(Study text Opens)

biopsy and catheter insertion, which can be attained with the help of platelet
transfusion;

- Hemoglobin ≥ 9 gm/dL prior to biopsy;

- Absolute neutrophil count (ANC) ≥ 1000 cells/mm3 prior to biopsy;

- Serum creatinine ≤ 1.5 x the upper limit of normal (ULN) prior to biopsy;

- Liver Function: Total bilirubin ≤ 1.5 x ULN prior to biopsy (Exception: Patient
has known Gilbert's Syndrome or patient has suspected Gilbert's Syndrome, for
which additional lab testing of direct and/or indirect bilirubin supports this
diagnosis. In these instances, a total bilirubin of ≤ 3.0 x ULN is acceptable.);
AST (aspartate aminotransferase)/ALT (alanine aminotransferase) ≤ 2.5 x the ULN
prior to biopsy;

- Prothrombin (PT) and activated Partial Thromboplastin Time (aPTT) ≤ 1.2 x upper
limit of normal (ULN) prior to biopsy. Patients with prior history of
thrombosis/embolism are allowed to be on anticoagulation, understanding that
anti-coagulation will be held in the peri-operative period per the neurosurgical
team's recommendations. Low molecular weight heparin (LMWH) is preferred. If a
patient is on warfarin, the international normalized ratio (INR) is to be
obtained and value should be below 2.0 prior to biopsy;

- Ability to comply with study and follow-up procedures;

- If the patient is a sexually active female of child bearing potential, whose
partner is male, or if the patient is a sexually active male, whose partner is a
female of child bearing potential, the patient must agree to use appropriate
contraceptive measures for the duration of the treatment of the tumor and for 6
months afterwards as stated in the informed consent. Female patients of child
bearing potential must have a negative serum pregnancy test at the time of
screening and within 48 hours of starting the D2C7-IT infusion

- Patients will sign an IRB-approved informed consent form prior to any study-related
procedures.

- Able to undergo brain MRI with and without contrast.

Exclusion Criteria:

- Prior, unrelated malignancy requiring current active treatment with the exception of
cervical carcinoma in situ and adequately treated basal cell or squamous cell
carcinoma of the skin;

- Pregnant or breastfeeding;

- Patients with contrast-enhancing tumor component crossing the midline, actively
growing multi-focal tumor, infratentorial tumor or extensive tumor dissemination
(subependymal or leptomeningeal);

- Patients with clinically significant increased intracranial pressure (e.g., impending
herniation), uncontrolled seizures, or requirement for immediate palliative treatment;

- Patients with a known severe allergy to Gadolinium-DTPA. Patients with mild allergies
(e.g., rash only) will be pretreated with acetaminophen and diphenhydramine prior to
injection of the contrast agent;

- Unstable systemic disease in the opinion of the treating physician, for example active
infection requiring IV antibiotics;

- Patients on greater than 4mg per day of dexamethasone within the 2 weeks prior to
admission for D2C7-IT infusion;

- Patients with worsening steroid myopathy (history of gradual progression of bilateral
proximal muscle weakness, and atrophy of proximal muscle groups);

- Patients who have not completed standard of care treatment prior to participation in
this trial, i.e. surgical procedure and radiation therapy (at least 59 Gy). Note: If
tumor is unmethylated, patients are not mandated to have received chemotherapy prior
to participation in this trial. However, if tumor is methylated, patients must have
received at least one chemotherapy regimen prior to participation in this trial.

(Study text Closes)

What is required – Please transcribe everything in the eligibility criteria from "- Patients on" down to "prior to participation in this trial.".

(Material provided Opens)

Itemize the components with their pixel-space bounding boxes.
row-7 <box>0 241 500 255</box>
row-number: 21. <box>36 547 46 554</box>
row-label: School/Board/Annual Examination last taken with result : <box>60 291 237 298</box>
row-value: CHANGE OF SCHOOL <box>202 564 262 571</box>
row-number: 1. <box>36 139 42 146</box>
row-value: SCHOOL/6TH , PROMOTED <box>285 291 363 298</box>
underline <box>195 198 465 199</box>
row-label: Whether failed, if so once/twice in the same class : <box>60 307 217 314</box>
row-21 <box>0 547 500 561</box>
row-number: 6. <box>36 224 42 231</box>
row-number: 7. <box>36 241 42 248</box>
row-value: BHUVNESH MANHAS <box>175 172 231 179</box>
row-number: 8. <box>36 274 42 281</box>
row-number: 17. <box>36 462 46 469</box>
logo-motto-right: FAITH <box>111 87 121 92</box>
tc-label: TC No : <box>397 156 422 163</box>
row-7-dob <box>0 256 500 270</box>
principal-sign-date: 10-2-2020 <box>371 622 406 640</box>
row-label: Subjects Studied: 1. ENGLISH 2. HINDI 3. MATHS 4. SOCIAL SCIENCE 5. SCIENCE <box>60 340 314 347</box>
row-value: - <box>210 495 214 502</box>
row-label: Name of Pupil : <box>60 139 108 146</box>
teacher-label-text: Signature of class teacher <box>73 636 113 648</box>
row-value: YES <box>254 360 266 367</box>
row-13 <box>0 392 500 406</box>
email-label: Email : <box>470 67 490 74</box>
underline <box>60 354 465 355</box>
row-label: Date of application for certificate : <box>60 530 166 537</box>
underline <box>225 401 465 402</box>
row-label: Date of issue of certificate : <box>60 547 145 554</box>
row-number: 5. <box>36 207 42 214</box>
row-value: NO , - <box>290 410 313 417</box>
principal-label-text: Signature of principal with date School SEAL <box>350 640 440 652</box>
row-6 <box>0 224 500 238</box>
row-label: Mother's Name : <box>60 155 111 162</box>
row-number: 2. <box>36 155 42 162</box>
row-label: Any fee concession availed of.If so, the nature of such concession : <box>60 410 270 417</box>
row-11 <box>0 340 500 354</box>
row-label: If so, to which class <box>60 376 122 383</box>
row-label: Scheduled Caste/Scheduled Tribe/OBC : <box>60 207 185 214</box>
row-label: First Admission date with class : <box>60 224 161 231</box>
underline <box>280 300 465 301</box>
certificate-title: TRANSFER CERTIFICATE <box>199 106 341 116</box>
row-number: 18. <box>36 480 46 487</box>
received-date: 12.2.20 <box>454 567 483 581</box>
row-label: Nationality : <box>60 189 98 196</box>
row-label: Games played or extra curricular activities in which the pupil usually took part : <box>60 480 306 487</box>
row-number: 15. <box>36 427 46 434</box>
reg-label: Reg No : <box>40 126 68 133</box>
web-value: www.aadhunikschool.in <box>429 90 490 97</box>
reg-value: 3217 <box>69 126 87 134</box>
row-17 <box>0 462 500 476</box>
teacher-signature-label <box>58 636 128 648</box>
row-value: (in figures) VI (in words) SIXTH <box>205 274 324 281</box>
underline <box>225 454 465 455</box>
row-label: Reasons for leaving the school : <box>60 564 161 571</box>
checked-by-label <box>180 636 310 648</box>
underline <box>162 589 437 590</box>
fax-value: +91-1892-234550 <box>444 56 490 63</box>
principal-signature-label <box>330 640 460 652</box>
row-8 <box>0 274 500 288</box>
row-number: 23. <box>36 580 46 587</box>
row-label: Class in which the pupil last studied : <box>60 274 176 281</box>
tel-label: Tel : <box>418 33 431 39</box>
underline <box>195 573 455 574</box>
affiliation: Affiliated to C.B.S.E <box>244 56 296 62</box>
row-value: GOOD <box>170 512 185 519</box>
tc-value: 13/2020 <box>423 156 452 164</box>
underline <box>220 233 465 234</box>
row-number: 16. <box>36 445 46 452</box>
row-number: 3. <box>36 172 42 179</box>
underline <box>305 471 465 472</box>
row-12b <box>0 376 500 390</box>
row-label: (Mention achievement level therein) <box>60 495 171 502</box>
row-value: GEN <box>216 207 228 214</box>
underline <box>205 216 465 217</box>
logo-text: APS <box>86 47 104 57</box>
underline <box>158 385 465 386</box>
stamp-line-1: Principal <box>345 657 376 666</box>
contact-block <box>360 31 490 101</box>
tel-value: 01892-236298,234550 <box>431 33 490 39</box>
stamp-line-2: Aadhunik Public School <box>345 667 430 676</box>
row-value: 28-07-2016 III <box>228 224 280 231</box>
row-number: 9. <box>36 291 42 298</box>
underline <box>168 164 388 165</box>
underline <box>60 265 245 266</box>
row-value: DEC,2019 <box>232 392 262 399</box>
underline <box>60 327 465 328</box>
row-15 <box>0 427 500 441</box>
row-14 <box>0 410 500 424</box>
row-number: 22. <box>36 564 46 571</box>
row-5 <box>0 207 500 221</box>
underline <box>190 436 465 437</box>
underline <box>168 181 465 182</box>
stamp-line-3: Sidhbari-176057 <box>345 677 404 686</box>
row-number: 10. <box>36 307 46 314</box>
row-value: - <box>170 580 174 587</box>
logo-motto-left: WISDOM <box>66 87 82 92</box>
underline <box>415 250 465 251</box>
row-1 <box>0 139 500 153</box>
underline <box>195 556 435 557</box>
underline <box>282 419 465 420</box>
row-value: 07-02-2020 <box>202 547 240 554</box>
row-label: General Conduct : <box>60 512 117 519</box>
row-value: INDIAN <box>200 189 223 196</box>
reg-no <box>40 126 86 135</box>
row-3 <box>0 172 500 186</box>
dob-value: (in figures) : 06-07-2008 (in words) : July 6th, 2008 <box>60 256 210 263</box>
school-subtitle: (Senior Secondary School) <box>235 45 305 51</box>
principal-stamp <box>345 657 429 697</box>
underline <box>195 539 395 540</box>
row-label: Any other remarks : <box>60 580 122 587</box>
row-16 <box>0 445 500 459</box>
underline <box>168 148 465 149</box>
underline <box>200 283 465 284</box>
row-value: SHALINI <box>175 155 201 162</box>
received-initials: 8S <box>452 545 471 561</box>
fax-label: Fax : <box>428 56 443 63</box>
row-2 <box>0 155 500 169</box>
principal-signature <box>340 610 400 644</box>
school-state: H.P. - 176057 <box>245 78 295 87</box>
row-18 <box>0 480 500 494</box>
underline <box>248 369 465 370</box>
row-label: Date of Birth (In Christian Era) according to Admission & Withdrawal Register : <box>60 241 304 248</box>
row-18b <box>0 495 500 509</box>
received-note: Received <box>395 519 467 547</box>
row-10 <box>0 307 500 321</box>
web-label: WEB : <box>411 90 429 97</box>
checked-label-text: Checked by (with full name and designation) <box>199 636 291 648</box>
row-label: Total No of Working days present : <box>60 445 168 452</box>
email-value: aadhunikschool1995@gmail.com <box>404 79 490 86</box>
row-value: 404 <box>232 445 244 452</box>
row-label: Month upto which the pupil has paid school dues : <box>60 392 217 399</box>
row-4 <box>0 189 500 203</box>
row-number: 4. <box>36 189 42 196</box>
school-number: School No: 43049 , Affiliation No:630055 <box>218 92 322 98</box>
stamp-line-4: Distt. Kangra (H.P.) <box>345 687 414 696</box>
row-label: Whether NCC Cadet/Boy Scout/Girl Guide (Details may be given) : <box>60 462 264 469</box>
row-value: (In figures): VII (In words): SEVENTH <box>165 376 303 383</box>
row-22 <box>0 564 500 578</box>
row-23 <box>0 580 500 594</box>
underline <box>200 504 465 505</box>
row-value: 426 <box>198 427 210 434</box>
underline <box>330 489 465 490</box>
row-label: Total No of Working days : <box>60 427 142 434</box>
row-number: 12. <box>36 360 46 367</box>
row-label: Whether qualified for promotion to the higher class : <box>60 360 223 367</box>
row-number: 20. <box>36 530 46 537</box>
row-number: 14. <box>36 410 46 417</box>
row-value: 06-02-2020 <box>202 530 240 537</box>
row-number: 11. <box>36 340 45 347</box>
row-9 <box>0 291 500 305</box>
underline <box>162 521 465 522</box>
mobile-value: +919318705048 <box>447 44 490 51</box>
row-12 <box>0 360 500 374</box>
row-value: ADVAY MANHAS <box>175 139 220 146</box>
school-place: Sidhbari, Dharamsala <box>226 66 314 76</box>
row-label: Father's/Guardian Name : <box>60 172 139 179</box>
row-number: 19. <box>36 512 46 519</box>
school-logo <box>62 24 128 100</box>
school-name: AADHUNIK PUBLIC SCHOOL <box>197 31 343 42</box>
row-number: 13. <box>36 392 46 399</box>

(Material provided Closes)

Reply to the exercise –
- Patients on greater than 4mg per day of dexamethasone within the 2 weeks prior to
admission for D2C7-IT infusion;

- Patients with worsening steroid myopathy (history of gradual progression of bilateral
proximal muscle weakness, and atrophy of proximal muscle groups);

- Patients who have not completed standard of care treatment prior to participation in
this trial, i.e. surgical procedure and radiation therapy (at least 59 Gy). Note: If
tumor is unmethylated, patients are not mandated to have received chemotherapy prior
to participation in this trial. However, if tumor is methylated, patients must have
received at least one chemotherapy regimen prior to participation in this trial.